#### DATA SUPPLIED
<<<<

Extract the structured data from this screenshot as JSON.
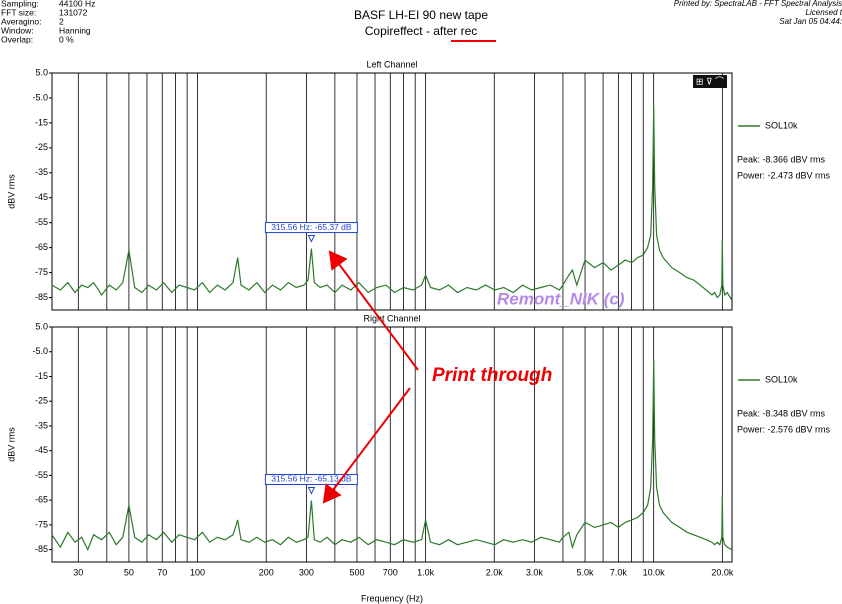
{
  "header": {
    "info": [
      [
        "Sampling:",
        "44100 Hz"
      ],
      [
        "FFT size:",
        "131072"
      ],
      [
        "Averagino:",
        "2"
      ],
      [
        "Window:",
        "Hanning"
      ],
      [
        "Overlap:",
        "0 %"
      ]
    ],
    "title": "BASF LH-EI 90 new tape",
    "subtitle_prefix": "Copireffect - ",
    "subtitle_emphasis": "after rec",
    "printed_by": "Printed by: SpectraLAB - FFT Spectral Analysis",
    "licensed": "Licensed t",
    "date": "Sat Jan 05 04:44:"
  },
  "watermark": "Remont_NIK (c)",
  "callout": "Print through",
  "chart_data": [
    {
      "type": "line",
      "title": "Left Channel",
      "y_label": "dBV rms",
      "xlim": [
        23,
        22050
      ],
      "ylim": [
        -90,
        5
      ],
      "log_x": true,
      "xgrid_minor": [
        40,
        60,
        80,
        90,
        400,
        600,
        800,
        900,
        4000,
        6000,
        8000,
        9000
      ],
      "yticks": [
        {
          "value": 5,
          "label": "5.0"
        },
        {
          "value": -5,
          "label": "-5.0"
        },
        -15,
        -25,
        -35,
        -45,
        -55,
        -65,
        -75,
        -85
      ],
      "x": [
        23,
        25,
        27,
        29,
        31,
        33,
        35,
        38,
        41,
        44,
        47,
        50,
        53,
        57,
        61,
        66,
        71,
        77,
        83,
        90,
        97,
        105,
        113,
        122,
        132,
        143,
        150,
        155,
        168,
        182,
        197,
        213,
        231,
        250,
        271,
        293,
        305,
        315.56,
        325,
        345,
        370,
        400,
        430,
        470,
        510,
        560,
        610,
        670,
        730,
        800,
        880,
        960,
        1000,
        1050,
        1150,
        1260,
        1380,
        1520,
        1670,
        1830,
        2010,
        2200,
        2420,
        2660,
        2920,
        3200,
        3520,
        3860,
        4000,
        4250,
        4400,
        4600,
        5000,
        5500,
        6000,
        6500,
        7000,
        7500,
        8000,
        8500,
        9000,
        9400,
        9700,
        9900,
        10000,
        10100,
        10300,
        10600,
        11000,
        12000,
        13000,
        14000,
        15000,
        16000,
        17000,
        18000,
        18500,
        19000,
        19500,
        19900,
        20000,
        20100,
        20500,
        21000,
        22000
      ],
      "series": [
        {
          "name": "SOL10k",
          "color": "#2c7a2c",
          "values": [
            -80,
            -82,
            -79,
            -83,
            -80,
            -81,
            -79,
            -84,
            -80,
            -82,
            -79,
            -66,
            -81,
            -83,
            -80,
            -82,
            -79,
            -83,
            -80,
            -81,
            -82,
            -79,
            -83,
            -80,
            -82,
            -79,
            -69,
            -80,
            -82,
            -79,
            -83,
            -80,
            -82,
            -79,
            -81,
            -80,
            -78,
            -65.37,
            -79,
            -81,
            -80,
            -83,
            -80,
            -82,
            -79,
            -83,
            -81,
            -80,
            -83,
            -81,
            -82,
            -80,
            -76,
            -81,
            -82,
            -80,
            -83,
            -81,
            -82,
            -80,
            -82,
            -81,
            -83,
            -80,
            -82,
            -81,
            -80,
            -82,
            -80,
            -76,
            -74,
            -80,
            -70,
            -73,
            -71,
            -74,
            -72,
            -70,
            -71,
            -69,
            -68,
            -65,
            -60,
            -40,
            -8.4,
            -40,
            -60,
            -66,
            -69,
            -73,
            -75,
            -77,
            -78,
            -80,
            -82,
            -84,
            -83,
            -85,
            -84,
            -80,
            -62,
            -80,
            -84,
            -83,
            -86
          ]
        }
      ],
      "marker_x": 315.56,
      "marker_label": "315.56 Hz: -65.37 dB",
      "peak_text": "Peak: -8.366 dBV rms",
      "power_text": "Power: -2.473 dBV rms"
    },
    {
      "type": "line",
      "title": "Right Channel",
      "y_label": "dBV rms",
      "x_label": "Frequency (Hz)",
      "xlim": [
        23,
        22050
      ],
      "ylim": [
        -90,
        5
      ],
      "log_x": true,
      "xgrid_minor": [
        40,
        60,
        80,
        90,
        400,
        600,
        800,
        900,
        4000,
        6000,
        8000,
        9000
      ],
      "xticks": [
        30,
        50,
        70,
        100,
        200,
        300,
        500,
        700,
        {
          "value": 1000,
          "label": "1.0k"
        },
        {
          "value": 2000,
          "label": "2.0k"
        },
        {
          "value": 3000,
          "label": "3.0k"
        },
        {
          "value": 5000,
          "label": "5.0k"
        },
        {
          "value": 7000,
          "label": "7.0k"
        },
        {
          "value": 10000,
          "label": "10.0k"
        },
        {
          "value": 20000,
          "label": "20.0k"
        }
      ],
      "yticks": [
        {
          "value": 5,
          "label": "5.0"
        },
        {
          "value": -5,
          "label": "-5.0"
        },
        -15,
        -25,
        -35,
        -45,
        -55,
        -65,
        -75,
        -85
      ],
      "x": [
        23,
        25,
        27,
        29,
        31,
        33,
        35,
        38,
        41,
        44,
        47,
        50,
        53,
        57,
        61,
        66,
        71,
        77,
        83,
        90,
        97,
        105,
        113,
        122,
        132,
        143,
        150,
        155,
        168,
        182,
        197,
        213,
        231,
        250,
        271,
        293,
        305,
        315.56,
        325,
        345,
        370,
        400,
        430,
        470,
        510,
        560,
        610,
        670,
        730,
        800,
        880,
        960,
        1000,
        1050,
        1150,
        1260,
        1380,
        1520,
        1670,
        1830,
        2010,
        2200,
        2420,
        2660,
        2920,
        3200,
        3520,
        3860,
        4000,
        4250,
        4400,
        4600,
        5000,
        5500,
        6000,
        6500,
        7000,
        7500,
        8000,
        8500,
        9000,
        9400,
        9700,
        9900,
        10000,
        10100,
        10300,
        10600,
        11000,
        12000,
        13000,
        14000,
        15000,
        16000,
        17000,
        18000,
        18500,
        19000,
        19500,
        19900,
        20000,
        20100,
        20500,
        21000,
        22000
      ],
      "series": [
        {
          "name": "SOL10k",
          "color": "#2c7a2c",
          "values": [
            -79,
            -84,
            -78,
            -82,
            -80,
            -85,
            -79,
            -81,
            -78,
            -83,
            -80,
            -67,
            -80,
            -82,
            -79,
            -81,
            -78,
            -82,
            -79,
            -80,
            -81,
            -78,
            -82,
            -80,
            -81,
            -79,
            -73,
            -81,
            -82,
            -80,
            -82,
            -81,
            -83,
            -80,
            -82,
            -81,
            -80,
            -65.13,
            -81,
            -82,
            -80,
            -83,
            -81,
            -82,
            -80,
            -83,
            -81,
            -82,
            -83,
            -81,
            -82,
            -81,
            -73,
            -82,
            -83,
            -81,
            -83,
            -82,
            -81,
            -82,
            -83,
            -81,
            -82,
            -81,
            -82,
            -80,
            -81,
            -82,
            -80,
            -78,
            -84,
            -79,
            -74,
            -76,
            -75,
            -74,
            -76,
            -74,
            -73,
            -72,
            -70,
            -67,
            -60,
            -40,
            -8.3,
            -40,
            -60,
            -67,
            -70,
            -74,
            -76,
            -78,
            -79,
            -80,
            -81,
            -82,
            -83,
            -82,
            -83,
            -80,
            -63,
            -80,
            -83,
            -84,
            -85
          ]
        }
      ],
      "marker_x": 315.56,
      "marker_label": "315.56 Hz: -65.13 dB",
      "peak_text": "Peak: -8.348 dBV rms",
      "power_text": "Power: -2.576 dBV rms"
    }
  ]
}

>>>>

Read through the lines above and collect those that contain the string "Channel".

#### WORKED SOLUTION
      "title": "Left Channel",
      "title": "Right Channel",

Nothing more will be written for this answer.